Task statement: Copy the lines holding the word "Translucent", all of them.

Data excerpts:
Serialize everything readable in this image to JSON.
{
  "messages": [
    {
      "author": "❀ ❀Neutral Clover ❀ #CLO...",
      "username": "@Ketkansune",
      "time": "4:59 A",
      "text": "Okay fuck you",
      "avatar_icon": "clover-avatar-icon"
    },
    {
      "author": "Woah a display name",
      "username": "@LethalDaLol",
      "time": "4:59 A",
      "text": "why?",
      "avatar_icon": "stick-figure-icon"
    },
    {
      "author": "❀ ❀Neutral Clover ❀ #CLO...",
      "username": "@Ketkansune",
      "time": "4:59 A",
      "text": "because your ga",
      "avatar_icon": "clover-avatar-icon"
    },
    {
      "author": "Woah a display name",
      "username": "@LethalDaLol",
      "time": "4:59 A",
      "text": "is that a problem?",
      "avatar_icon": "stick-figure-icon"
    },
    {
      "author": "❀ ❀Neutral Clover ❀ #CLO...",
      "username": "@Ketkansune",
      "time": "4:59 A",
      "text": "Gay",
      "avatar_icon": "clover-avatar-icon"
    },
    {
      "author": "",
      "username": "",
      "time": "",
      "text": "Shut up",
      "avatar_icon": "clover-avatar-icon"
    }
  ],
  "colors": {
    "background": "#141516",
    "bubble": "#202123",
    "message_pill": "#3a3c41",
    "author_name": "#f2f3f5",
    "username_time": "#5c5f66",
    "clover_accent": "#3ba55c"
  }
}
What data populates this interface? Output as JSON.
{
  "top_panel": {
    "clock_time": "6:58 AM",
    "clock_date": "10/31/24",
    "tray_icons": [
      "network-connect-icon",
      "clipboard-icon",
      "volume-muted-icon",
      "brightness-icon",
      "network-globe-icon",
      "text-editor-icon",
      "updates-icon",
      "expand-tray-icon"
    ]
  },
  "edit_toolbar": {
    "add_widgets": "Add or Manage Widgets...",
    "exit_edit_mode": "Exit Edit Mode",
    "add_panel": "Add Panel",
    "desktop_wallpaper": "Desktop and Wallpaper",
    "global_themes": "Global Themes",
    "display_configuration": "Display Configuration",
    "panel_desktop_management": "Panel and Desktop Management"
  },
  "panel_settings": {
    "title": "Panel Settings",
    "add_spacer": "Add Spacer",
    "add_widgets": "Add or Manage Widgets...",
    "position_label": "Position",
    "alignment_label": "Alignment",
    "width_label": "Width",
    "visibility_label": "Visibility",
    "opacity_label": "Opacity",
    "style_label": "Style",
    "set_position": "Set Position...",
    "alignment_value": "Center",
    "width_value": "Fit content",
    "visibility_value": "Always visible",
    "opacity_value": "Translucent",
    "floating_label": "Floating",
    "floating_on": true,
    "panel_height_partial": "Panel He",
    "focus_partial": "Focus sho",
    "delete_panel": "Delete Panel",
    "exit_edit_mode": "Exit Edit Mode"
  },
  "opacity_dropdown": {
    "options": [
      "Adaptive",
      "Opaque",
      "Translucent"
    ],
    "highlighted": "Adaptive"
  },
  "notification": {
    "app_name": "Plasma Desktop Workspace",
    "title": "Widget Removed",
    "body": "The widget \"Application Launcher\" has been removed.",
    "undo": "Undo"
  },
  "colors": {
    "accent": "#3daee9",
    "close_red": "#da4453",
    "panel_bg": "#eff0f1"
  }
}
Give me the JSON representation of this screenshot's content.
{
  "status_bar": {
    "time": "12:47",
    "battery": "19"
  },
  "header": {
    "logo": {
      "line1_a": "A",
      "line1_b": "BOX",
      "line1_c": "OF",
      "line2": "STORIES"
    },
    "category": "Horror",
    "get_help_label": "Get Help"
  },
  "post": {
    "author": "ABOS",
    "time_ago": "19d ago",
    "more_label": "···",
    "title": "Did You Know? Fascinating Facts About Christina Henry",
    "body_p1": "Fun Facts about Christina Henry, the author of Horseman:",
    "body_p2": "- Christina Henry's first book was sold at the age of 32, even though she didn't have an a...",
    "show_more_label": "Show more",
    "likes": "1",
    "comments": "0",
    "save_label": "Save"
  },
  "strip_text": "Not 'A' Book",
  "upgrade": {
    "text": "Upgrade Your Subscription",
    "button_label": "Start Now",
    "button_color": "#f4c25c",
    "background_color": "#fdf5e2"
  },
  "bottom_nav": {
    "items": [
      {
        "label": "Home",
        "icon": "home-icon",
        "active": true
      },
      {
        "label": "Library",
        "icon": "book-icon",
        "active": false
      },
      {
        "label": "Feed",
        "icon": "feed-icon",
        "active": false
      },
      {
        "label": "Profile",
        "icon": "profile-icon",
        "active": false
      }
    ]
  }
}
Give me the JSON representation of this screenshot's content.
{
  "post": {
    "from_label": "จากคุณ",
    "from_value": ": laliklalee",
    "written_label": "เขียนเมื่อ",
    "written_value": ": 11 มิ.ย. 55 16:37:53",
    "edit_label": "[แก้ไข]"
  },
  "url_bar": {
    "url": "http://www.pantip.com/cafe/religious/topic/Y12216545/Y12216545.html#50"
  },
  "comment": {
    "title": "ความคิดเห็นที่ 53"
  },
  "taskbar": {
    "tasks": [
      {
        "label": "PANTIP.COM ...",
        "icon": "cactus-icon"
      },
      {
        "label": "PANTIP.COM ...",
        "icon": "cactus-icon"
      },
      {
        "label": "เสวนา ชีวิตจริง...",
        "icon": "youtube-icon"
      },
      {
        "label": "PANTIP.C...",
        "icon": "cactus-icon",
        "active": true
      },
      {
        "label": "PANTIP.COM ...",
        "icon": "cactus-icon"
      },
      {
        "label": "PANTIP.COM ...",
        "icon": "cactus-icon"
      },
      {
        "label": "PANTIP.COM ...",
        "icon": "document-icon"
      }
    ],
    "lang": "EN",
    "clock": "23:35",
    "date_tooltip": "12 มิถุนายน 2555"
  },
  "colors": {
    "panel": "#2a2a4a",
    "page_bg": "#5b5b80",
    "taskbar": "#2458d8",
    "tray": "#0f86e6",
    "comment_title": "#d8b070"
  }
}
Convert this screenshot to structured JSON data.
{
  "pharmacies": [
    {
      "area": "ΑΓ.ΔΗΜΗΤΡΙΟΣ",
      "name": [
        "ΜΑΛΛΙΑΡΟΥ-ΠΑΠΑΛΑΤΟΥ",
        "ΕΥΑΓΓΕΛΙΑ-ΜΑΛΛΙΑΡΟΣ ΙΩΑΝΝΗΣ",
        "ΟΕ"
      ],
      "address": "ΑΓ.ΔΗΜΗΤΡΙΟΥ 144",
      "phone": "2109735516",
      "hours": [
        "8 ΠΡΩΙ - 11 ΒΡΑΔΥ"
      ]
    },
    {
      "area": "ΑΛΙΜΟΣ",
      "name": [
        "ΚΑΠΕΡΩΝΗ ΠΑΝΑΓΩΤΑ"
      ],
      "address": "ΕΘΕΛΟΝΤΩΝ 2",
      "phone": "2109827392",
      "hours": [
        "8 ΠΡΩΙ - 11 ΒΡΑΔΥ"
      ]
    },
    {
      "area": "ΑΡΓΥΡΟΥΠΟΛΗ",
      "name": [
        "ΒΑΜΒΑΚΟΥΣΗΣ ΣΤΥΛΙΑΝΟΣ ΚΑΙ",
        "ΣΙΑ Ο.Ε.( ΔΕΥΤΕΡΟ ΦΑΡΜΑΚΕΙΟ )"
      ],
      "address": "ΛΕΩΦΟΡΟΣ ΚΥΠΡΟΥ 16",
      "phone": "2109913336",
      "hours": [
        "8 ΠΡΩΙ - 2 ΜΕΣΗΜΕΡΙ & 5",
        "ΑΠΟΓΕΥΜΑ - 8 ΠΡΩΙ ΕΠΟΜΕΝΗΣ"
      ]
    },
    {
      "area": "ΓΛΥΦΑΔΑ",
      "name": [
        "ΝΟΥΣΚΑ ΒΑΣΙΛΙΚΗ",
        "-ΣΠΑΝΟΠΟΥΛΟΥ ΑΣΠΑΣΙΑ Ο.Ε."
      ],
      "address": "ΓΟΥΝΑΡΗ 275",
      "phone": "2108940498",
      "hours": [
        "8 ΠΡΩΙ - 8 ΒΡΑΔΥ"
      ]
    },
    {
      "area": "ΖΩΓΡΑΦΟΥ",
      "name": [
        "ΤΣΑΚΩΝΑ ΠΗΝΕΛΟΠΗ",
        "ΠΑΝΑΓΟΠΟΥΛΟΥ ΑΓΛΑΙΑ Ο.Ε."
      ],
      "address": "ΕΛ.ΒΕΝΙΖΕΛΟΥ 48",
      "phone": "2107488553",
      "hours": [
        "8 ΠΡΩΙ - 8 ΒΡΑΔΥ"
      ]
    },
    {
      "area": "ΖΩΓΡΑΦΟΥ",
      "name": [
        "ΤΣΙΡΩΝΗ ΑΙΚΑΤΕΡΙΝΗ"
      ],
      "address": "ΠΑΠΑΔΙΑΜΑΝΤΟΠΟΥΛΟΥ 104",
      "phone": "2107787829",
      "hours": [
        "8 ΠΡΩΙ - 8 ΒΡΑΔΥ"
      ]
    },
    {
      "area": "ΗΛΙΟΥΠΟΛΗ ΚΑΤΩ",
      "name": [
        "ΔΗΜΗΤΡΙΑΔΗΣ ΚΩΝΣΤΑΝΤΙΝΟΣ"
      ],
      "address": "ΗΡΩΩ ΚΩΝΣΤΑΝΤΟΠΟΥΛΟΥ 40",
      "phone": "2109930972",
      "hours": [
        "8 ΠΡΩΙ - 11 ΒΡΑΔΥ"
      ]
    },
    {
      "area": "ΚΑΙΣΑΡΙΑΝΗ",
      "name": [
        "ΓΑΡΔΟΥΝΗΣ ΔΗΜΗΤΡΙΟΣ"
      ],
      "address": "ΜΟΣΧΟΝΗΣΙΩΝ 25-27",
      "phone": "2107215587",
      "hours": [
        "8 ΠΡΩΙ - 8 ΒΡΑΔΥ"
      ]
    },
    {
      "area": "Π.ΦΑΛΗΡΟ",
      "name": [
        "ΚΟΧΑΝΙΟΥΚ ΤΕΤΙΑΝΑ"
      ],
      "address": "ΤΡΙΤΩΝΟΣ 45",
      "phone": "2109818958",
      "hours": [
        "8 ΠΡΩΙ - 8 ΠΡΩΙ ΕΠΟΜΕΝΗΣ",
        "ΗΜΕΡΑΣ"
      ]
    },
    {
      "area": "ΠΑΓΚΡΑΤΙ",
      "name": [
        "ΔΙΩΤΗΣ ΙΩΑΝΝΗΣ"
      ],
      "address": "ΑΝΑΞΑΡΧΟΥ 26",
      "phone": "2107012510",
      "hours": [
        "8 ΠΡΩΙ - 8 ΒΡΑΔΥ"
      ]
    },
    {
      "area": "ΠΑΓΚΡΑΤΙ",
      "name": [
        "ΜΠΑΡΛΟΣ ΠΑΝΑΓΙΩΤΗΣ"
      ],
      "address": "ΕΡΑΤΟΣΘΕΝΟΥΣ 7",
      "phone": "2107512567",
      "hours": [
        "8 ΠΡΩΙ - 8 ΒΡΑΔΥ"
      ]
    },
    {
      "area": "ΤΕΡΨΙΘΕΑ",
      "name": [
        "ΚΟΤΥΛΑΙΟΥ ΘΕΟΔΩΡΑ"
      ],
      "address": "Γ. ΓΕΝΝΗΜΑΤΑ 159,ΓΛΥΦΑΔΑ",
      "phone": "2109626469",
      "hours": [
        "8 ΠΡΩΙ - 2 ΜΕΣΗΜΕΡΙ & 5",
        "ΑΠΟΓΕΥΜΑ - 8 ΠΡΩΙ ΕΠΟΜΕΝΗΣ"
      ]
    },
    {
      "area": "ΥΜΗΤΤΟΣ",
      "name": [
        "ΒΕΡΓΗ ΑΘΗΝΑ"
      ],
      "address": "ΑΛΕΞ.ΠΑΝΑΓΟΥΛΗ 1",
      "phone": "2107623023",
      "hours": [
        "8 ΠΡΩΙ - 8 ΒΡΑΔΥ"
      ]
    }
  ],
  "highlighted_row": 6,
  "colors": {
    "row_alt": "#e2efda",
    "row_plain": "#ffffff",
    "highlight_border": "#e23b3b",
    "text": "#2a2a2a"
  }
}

Result:
    "opacity_value": "Translucent",
      "Translucent"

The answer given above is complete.